Reproduce every line of the entries below word for word, omitting the pictures.
[start of RECORDS SUPPLIED]
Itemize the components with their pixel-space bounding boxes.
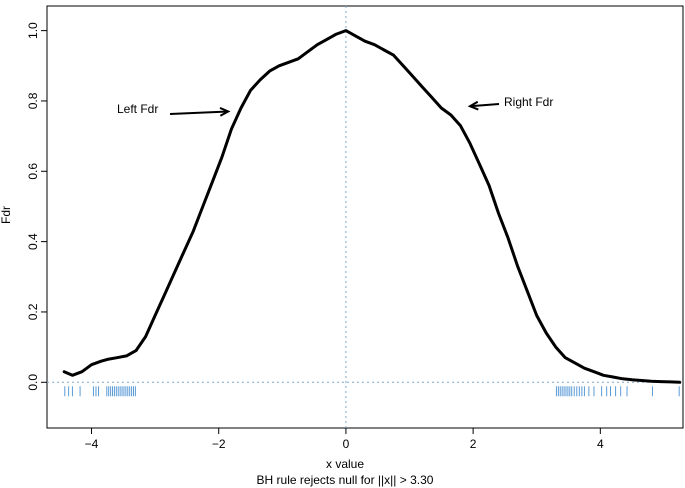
right-fdr-arrow-head [467, 100, 479, 111]
plot-frame [46, 5, 684, 429]
left-fdr-arrow-head [219, 107, 231, 117]
fdr-curve [62, 29, 682, 384]
left-fdr-arrow [169, 110, 229, 115]
x-tick-label: −2 [212, 437, 226, 451]
x-axis-label: x value [326, 457, 364, 471]
y-axis-label: Fdr [0, 206, 13, 224]
annotation-right-fdr: Right Fdr [504, 95, 553, 109]
x-tick-label: 2 [470, 437, 477, 451]
y-tick-label: 1.0 [26, 22, 40, 39]
y-tick-label: 0.6 [26, 163, 40, 180]
y-tick-label: 0.0 [26, 374, 40, 391]
annotation-left-fdr: Left Fdr [117, 102, 158, 116]
chart-subtitle: BH rule rejects null for ||x|| > 3.30 [257, 473, 434, 487]
x-tick-label: 0 [343, 437, 350, 451]
y-tick-label: 0.2 [26, 303, 40, 320]
y-tick-label: 0.8 [26, 92, 40, 109]
x-tick-label: −4 [85, 437, 99, 451]
x-tick-label: 4 [597, 437, 604, 451]
plot-area: −4 −2 0 2 4 0.0 0.2 0.4 0.6 0.8 1.0 [26, 5, 684, 451]
y-tick-label: 0.4 [26, 233, 40, 250]
right-fdr-arrow [469, 103, 500, 108]
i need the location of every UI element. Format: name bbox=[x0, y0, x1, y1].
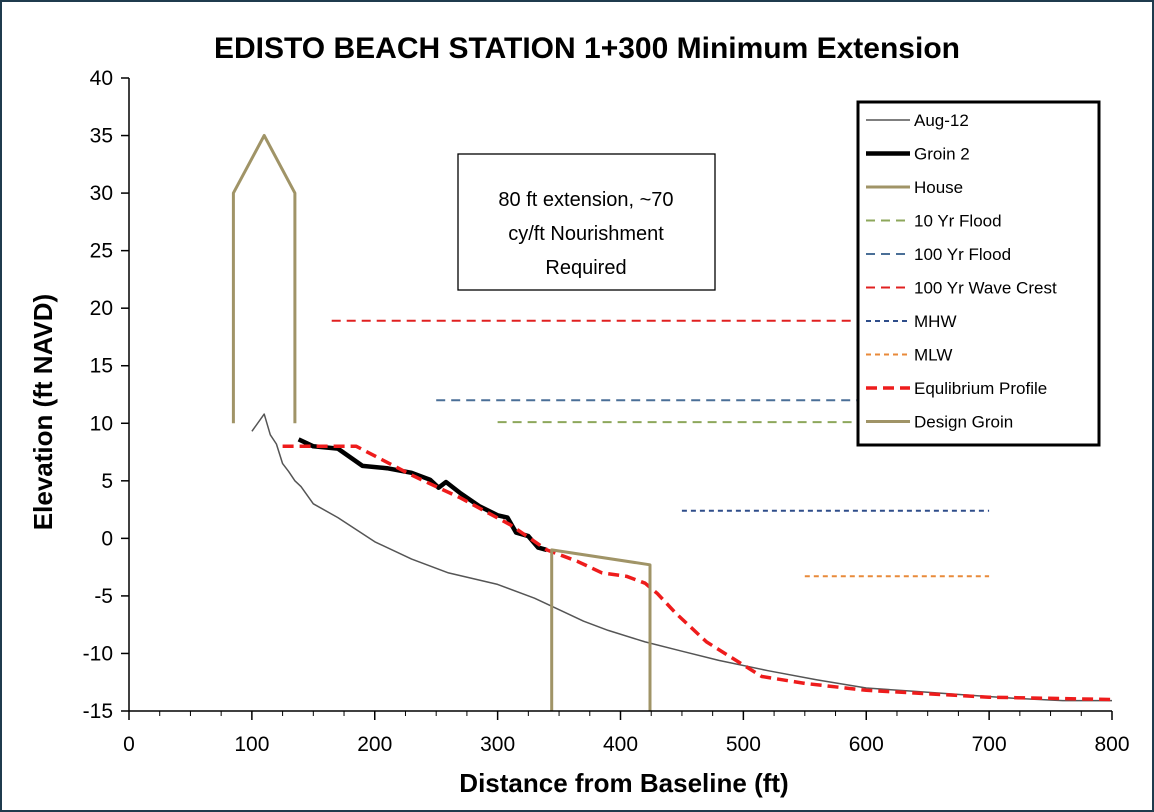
legend: Aug-12 Groin 2 House 10 Yr Flood 100 Yr Floo… bbox=[856, 100, 1101, 447]
x-tick-label: 0 bbox=[123, 733, 135, 756]
y-tick-label: 10 bbox=[90, 412, 113, 435]
x-axis-title: Distance from Baseline (ft) bbox=[459, 768, 788, 798]
legend-border bbox=[856, 100, 1101, 447]
y-axis-title: Elevation (ft NAVD) bbox=[28, 294, 58, 530]
y-tick-label: 20 bbox=[90, 297, 113, 320]
x-tick-label: 300 bbox=[480, 733, 515, 756]
annotation-line: Required bbox=[545, 257, 626, 279]
y-tick-label: -5 bbox=[94, 585, 113, 608]
series-line-design-groin bbox=[550, 548, 652, 711]
legend-label: Design Groin bbox=[914, 413, 1013, 432]
legend-label: Aug-12 bbox=[914, 111, 969, 130]
y-tick-label: 30 bbox=[90, 182, 113, 205]
x-tick-label: 200 bbox=[357, 733, 392, 756]
series-line-equlibrium-profile bbox=[282, 444, 1113, 702]
annotation-box: 80 ft extension, ~70 cy/ft Nourishment Req… bbox=[457, 153, 716, 291]
x-tick-label: 800 bbox=[1094, 733, 1129, 756]
y-tick-label: 35 bbox=[90, 125, 113, 148]
chart-title: EDISTO BEACH STATION 1+300 Minimum Exten… bbox=[214, 32, 960, 65]
y-tick-label: -10 bbox=[83, 642, 113, 665]
legend-label: House bbox=[914, 178, 963, 197]
legend-label: MHW bbox=[914, 312, 956, 331]
x-tick-label: 700 bbox=[972, 733, 1007, 756]
annotation-box-border bbox=[457, 153, 716, 291]
y-tick-label: 25 bbox=[90, 240, 113, 263]
x-tick-label: 100 bbox=[234, 733, 269, 756]
legend-label: Groin 2 bbox=[914, 145, 970, 164]
legend-label: 100 Yr Wave Crest bbox=[914, 279, 1057, 298]
legend-label: 10 Yr Flood bbox=[914, 212, 1002, 231]
y-tick-label: 40 bbox=[90, 67, 113, 90]
y-tick-label: -15 bbox=[83, 700, 113, 723]
x-tick-label: 400 bbox=[603, 733, 638, 756]
legend-label: MLW bbox=[914, 346, 952, 365]
legend-label: 100 Yr Flood bbox=[914, 245, 1011, 264]
annotation-line: cy/ft Nourishment bbox=[508, 223, 664, 245]
y-tick-label: 5 bbox=[101, 470, 113, 493]
legend-label: Equlibrium Profile bbox=[914, 379, 1047, 398]
series-line-house bbox=[231, 134, 297, 424]
y-tick-label: 15 bbox=[90, 355, 113, 378]
series-line-groin-2 bbox=[297, 437, 548, 553]
annotation-line: 80 ft extension, ~70 bbox=[498, 189, 673, 211]
x-tick-label: 500 bbox=[726, 733, 761, 756]
x-tick-label: 600 bbox=[849, 733, 884, 756]
series-line-aug-12 bbox=[251, 413, 1112, 702]
y-tick-label: 0 bbox=[101, 527, 113, 550]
[end of RECORDS SUPPLIED]
▶ _RESPONSE TO THIS EXERCISE_
Itemize the components with their pixel-space bounding boxes.
right-fdr-arrow-head [467, 100, 479, 111]
plot-frame [46, 5, 684, 429]
left-fdr-arrow-head [219, 107, 231, 117]
fdr-curve [62, 29, 682, 384]
left-fdr-arrow [169, 110, 229, 115]
x-tick-label: −2 [212, 437, 226, 451]
x-axis-label: x value [326, 457, 364, 471]
y-axis-label: Fdr [0, 206, 13, 224]
annotation-right-fdr: Right Fdr [504, 95, 553, 109]
x-tick-label: 2 [470, 437, 477, 451]
y-tick-label: 1.0 [26, 22, 40, 39]
y-tick-label: 0.6 [26, 163, 40, 180]
y-tick-label: 0.0 [26, 374, 40, 391]
annotation-left-fdr: Left Fdr [117, 102, 158, 116]
chart-subtitle: BH rule rejects null for ||x|| > 3.30 [257, 473, 434, 487]
x-tick-label: 0 [343, 437, 350, 451]
y-tick-label: 0.2 [26, 303, 40, 320]
y-tick-label: 0.8 [26, 92, 40, 109]
x-tick-label: −4 [85, 437, 99, 451]
x-tick-label: 4 [597, 437, 604, 451]
plot-area: −4 −2 0 2 4 0.0 0.2 0.4 0.6 0.8 1.0 [26, 5, 684, 451]
y-tick-label: 0.4 [26, 233, 40, 250]
right-fdr-arrow [469, 103, 500, 108]
i need the location of every UI element. Format: name bbox=[x0, y0, x1, y1].
legend: Aug-12 Groin 2 House 10 Yr Flood 100 Yr Floo… bbox=[856, 100, 1101, 447]
x-tick-label: 0 bbox=[123, 733, 135, 756]
y-tick-label: 10 bbox=[90, 412, 113, 435]
x-axis-title: Distance from Baseline (ft) bbox=[459, 768, 788, 798]
legend-border bbox=[856, 100, 1101, 447]
y-axis-title: Elevation (ft NAVD) bbox=[28, 294, 58, 530]
y-tick-label: 20 bbox=[90, 297, 113, 320]
x-tick-label: 300 bbox=[480, 733, 515, 756]
annotation-line: Required bbox=[545, 257, 626, 279]
y-tick-label: -5 bbox=[94, 585, 113, 608]
series-line-design-groin bbox=[550, 548, 652, 711]
legend-label: Design Groin bbox=[914, 413, 1013, 432]
legend-label: Aug-12 bbox=[914, 111, 969, 130]
y-tick-label: 30 bbox=[90, 182, 113, 205]
x-tick-label: 200 bbox=[357, 733, 392, 756]
series-line-equlibrium-profile bbox=[282, 444, 1113, 702]
annotation-box: 80 ft extension, ~70 cy/ft Nourishment Req… bbox=[457, 153, 716, 291]
x-tick-label: 800 bbox=[1094, 733, 1129, 756]
y-tick-label: 35 bbox=[90, 125, 113, 148]
chart-title: EDISTO BEACH STATION 1+300 Minimum Exten… bbox=[214, 32, 960, 65]
y-tick-label: -10 bbox=[83, 642, 113, 665]
legend-label: House bbox=[914, 178, 963, 197]
legend-label: MHW bbox=[914, 312, 956, 331]
x-tick-label: 700 bbox=[972, 733, 1007, 756]
annotation-box-border bbox=[457, 153, 716, 291]
y-tick-label: 25 bbox=[90, 240, 113, 263]
x-tick-label: 100 bbox=[234, 733, 269, 756]
legend-label: Groin 2 bbox=[914, 145, 970, 164]
legend-label: 100 Yr Wave Crest bbox=[914, 279, 1057, 298]
legend-label: 10 Yr Flood bbox=[914, 212, 1002, 231]
y-tick-label: 40 bbox=[90, 67, 113, 90]
y-tick-label: -15 bbox=[83, 700, 113, 723]
x-tick-label: 400 bbox=[603, 733, 638, 756]
legend-label: MLW bbox=[914, 346, 952, 365]
legend-label: 100 Yr Flood bbox=[914, 245, 1011, 264]
annotation-line: cy/ft Nourishment bbox=[508, 223, 664, 245]
y-tick-label: 5 bbox=[101, 470, 113, 493]
legend-label: Equlibrium Profile bbox=[914, 379, 1047, 398]
series-line-house bbox=[231, 134, 297, 424]
y-tick-label: 15 bbox=[90, 355, 113, 378]
series-line-groin-2 bbox=[297, 437, 548, 553]
annotation-line: 80 ft extension, ~70 bbox=[498, 189, 673, 211]
x-tick-label: 500 bbox=[726, 733, 761, 756]
x-tick-label: 600 bbox=[849, 733, 884, 756]
series-line-aug-12 bbox=[251, 413, 1112, 702]
y-tick-label: 0 bbox=[101, 527, 113, 550]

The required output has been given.